====== Records for this task
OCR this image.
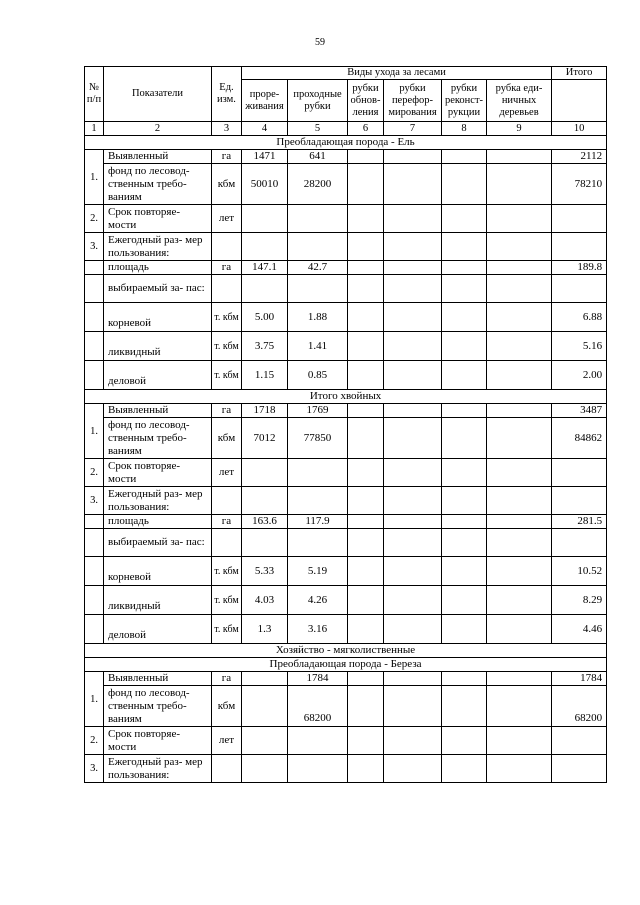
59
№ п/п	Показатели	Ед. изм.	Виды ухода за лесами						Итого
			прорe- живания	проходные рубки	рубки обнов- ления	рубки перефор- мирования	рубки реконст- рукции	рубка еди- ничных деревьев	
1	2	3	4	5	6	7	8	9	10
Преобладающая порода - Ель									
1.	Выявленный	га	1471	641					2112
	фонд по лесовод- ственным требо- ваниям	кбм	50010	28200					78210
2.	Срок повторяе- мости	лет							
3.	Ежегодный раз- мер пользования:								
	площадь	га	147.1	42.7					189.8
	выбираемый за- пас:								
	корневой	т. кбм	5.00	1.88					6.88
	ликвидный	т. кбм	3.75	1.41					5.16
	деловой	т. кбм	1.15	0.85					2.00
Итого хвойных									
1.	Выявленный	га	1718	1769					3487
	фонд по лесовод- ственным требо- ваниям	кбм	7012	77850					84862
2.	Срок повторяе- мости	лет							
3.	Ежегодный раз- мер пользования:								
	площадь	га	163.6	117.9					281.5
	выбираемый за- пас:								
	корневой	т. кбм	5.33	5.19					10.52
	ликвидный	т. кбм	4.03	4.26					8.29
	деловой	т. кбм	1.3	3.16					4.46
Хозяйство - мягколиственные									
Преобладающая порода - Береза									
1.	Выявленный	га		1784					1784
	фонд по лесовод- ственным требо- ваниям	кбм		68200					68200
2.	Срок повторяе- мости	лет							
3.	Ежегодный раз- мер пользования:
============
Task to complete:
Find the lines containing "площадь" and pull them out.

Full solution:
	площадь	га	147.1	42.7					189.8
	площадь	га	163.6	117.9					281.5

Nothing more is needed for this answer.